Data entries
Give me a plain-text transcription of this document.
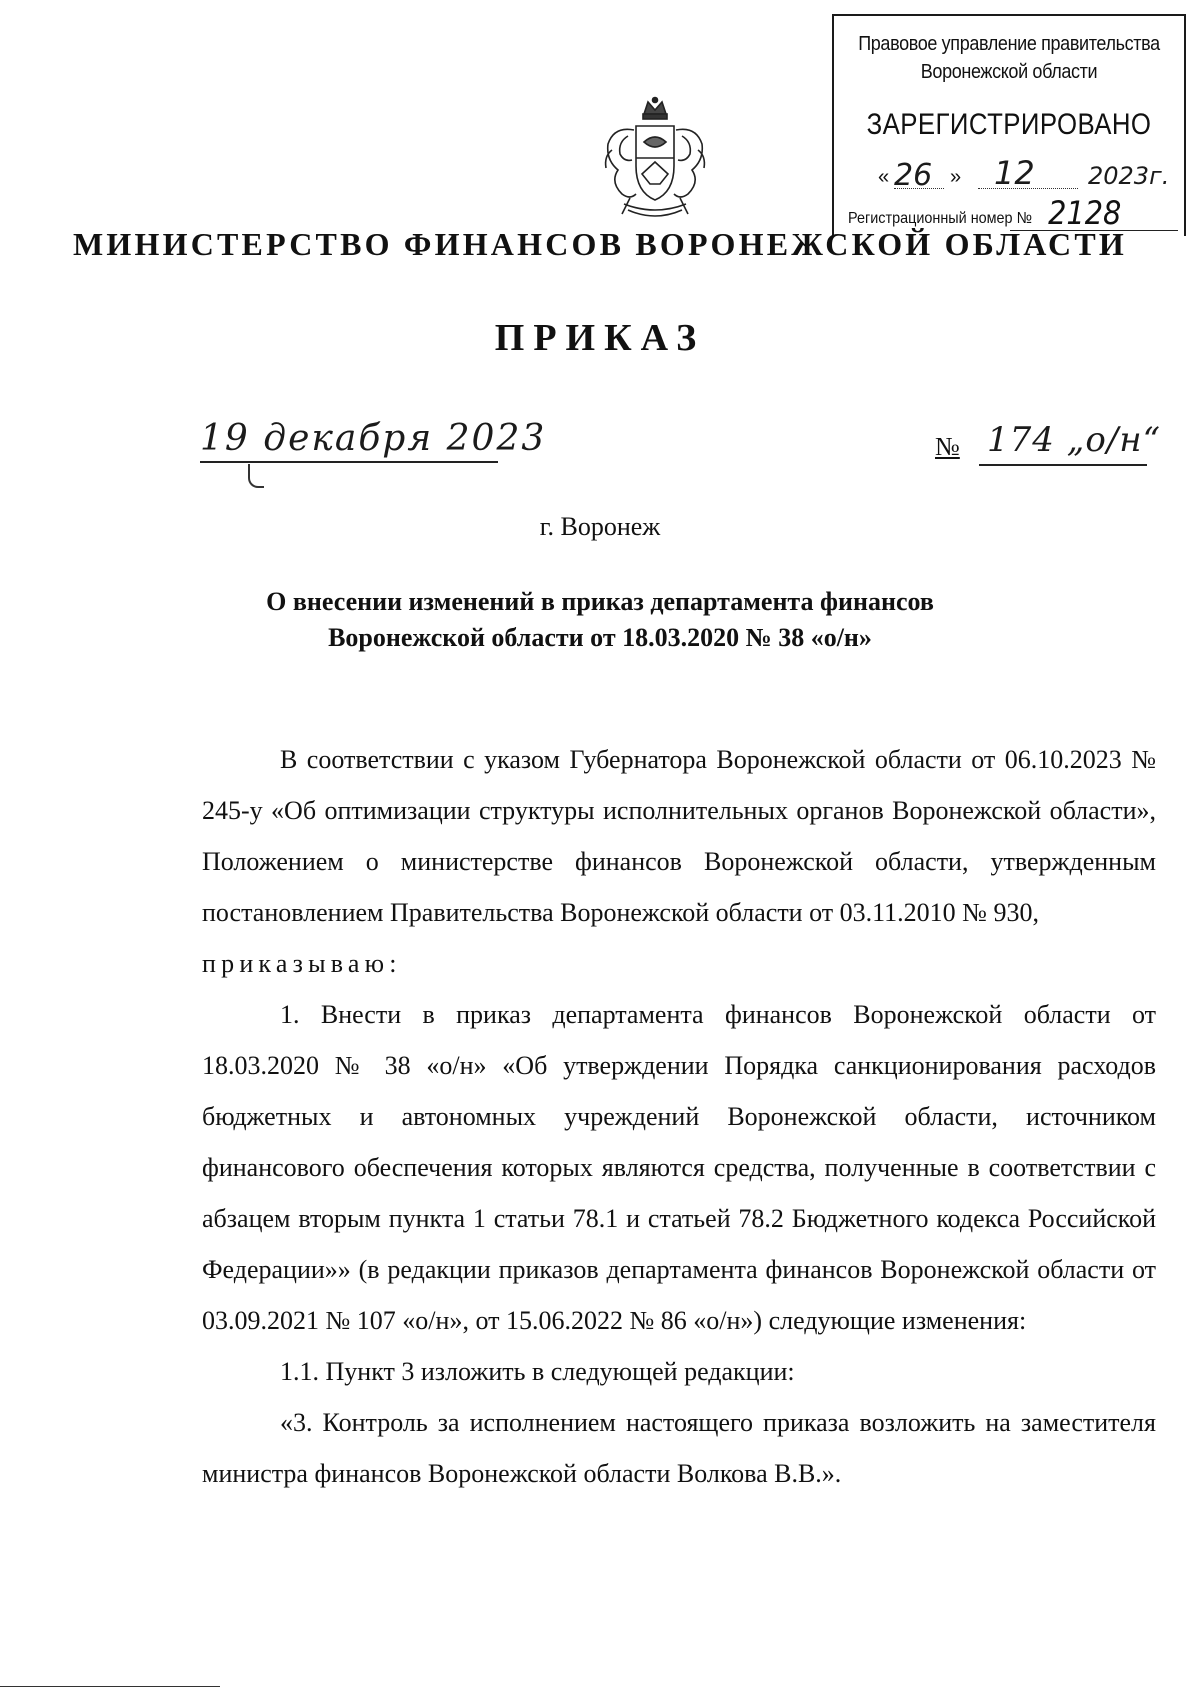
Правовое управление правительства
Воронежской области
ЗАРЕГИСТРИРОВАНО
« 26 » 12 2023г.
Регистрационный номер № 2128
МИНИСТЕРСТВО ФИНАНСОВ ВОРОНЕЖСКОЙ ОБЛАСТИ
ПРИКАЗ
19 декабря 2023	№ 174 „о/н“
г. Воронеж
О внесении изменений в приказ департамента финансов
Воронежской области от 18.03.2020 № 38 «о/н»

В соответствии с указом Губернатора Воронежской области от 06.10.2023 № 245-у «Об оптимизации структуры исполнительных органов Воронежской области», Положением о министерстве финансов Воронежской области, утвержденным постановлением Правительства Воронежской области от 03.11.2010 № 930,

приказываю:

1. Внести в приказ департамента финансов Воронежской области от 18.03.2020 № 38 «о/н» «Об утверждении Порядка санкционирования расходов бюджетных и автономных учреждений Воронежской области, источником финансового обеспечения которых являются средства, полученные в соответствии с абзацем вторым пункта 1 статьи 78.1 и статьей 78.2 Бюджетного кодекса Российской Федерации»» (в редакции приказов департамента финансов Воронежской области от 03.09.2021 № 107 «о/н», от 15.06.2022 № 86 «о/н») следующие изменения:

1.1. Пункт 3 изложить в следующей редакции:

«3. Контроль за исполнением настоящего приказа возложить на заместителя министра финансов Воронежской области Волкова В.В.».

» What you are asked to do:
Transcribe every entry word for word, but skip the pictures.

» Completed exercise:
Give me a plain-text transcription of this document.
Правовое управление правительства
Воронежской области
ЗАРЕГИСТРИРОВАНО
« 26 » 12 2023г.
Регистрационный номер № 2128
МИНИСТЕРСТВО ФИНАНСОВ ВОРОНЕЖСКОЙ ОБЛАСТИ
ПРИКАЗ
19 декабря 2023	№ 174 „о/н“
г. Воронеж
О внесении изменений в приказ департамента финансов
Воронежской области от 18.03.2020 № 38 «о/н»

В соответствии с указом Губернатора Воронежской области от 06.10.2023 № 245-у «Об оптимизации структуры исполнительных органов Воронежской области», Положением о министерстве финансов Воронежской области, утвержденным постановлением Правительства Воронежской области от 03.11.2010 № 930,

приказываю:

1. Внести в приказ департамента финансов Воронежской области от 18.03.2020 № 38 «о/н» «Об утверждении Порядка санкционирования расходов бюджетных и автономных учреждений Воронежской области, источником финансового обеспечения которых являются средства, полученные в соответствии с абзацем вторым пункта 1 статьи 78.1 и статьей 78.2 Бюджетного кодекса Российской Федерации»» (в редакции приказов департамента финансов Воронежской области от 03.09.2021 № 107 «о/н», от 15.06.2022 № 86 «о/н») следующие изменения:

1.1. Пункт 3 изложить в следующей редакции:

«3. Контроль за исполнением настоящего приказа возложить на заместителя министра финансов Воронежской области Волкова В.В.».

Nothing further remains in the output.